*EXERCISE*:
Could you write out the records below exactly as they appear?

*RECORD EXCERPTS*:
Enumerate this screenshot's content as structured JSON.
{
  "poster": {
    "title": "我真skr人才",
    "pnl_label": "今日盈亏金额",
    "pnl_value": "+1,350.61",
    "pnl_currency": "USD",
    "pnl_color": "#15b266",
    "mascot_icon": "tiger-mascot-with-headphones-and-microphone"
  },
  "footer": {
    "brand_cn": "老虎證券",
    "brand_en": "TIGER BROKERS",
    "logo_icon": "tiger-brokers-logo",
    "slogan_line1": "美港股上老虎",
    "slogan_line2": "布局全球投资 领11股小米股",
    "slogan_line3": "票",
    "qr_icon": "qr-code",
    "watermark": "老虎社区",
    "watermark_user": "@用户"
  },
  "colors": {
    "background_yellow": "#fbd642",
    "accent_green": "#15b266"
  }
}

*FINISHED EXERCISE*:
Enumerate this screenshot's content as structured JSON.
{
  "poster": {
    "title": "我真skr人才",
    "pnl_label": "今日盈亏金额",
    "pnl_value": "+1,350.61",
    "pnl_currency": "USD",
    "pnl_color": "#15b266",
    "mascot_icon": "tiger-mascot-with-headphones-and-microphone"
  },
  "footer": {
    "brand_cn": "老虎證券",
    "brand_en": "TIGER BROKERS",
    "logo_icon": "tiger-brokers-logo",
    "slogan_line1": "美港股上老虎",
    "slogan_line2": "布局全球投资 领11股小米股",
    "slogan_line3": "票",
    "qr_icon": "qr-code",
    "watermark": "老虎社区",
    "watermark_user": "@用户"
  },
  "colors": {
    "background_yellow": "#fbd642",
    "accent_green": "#15b266"
  }
}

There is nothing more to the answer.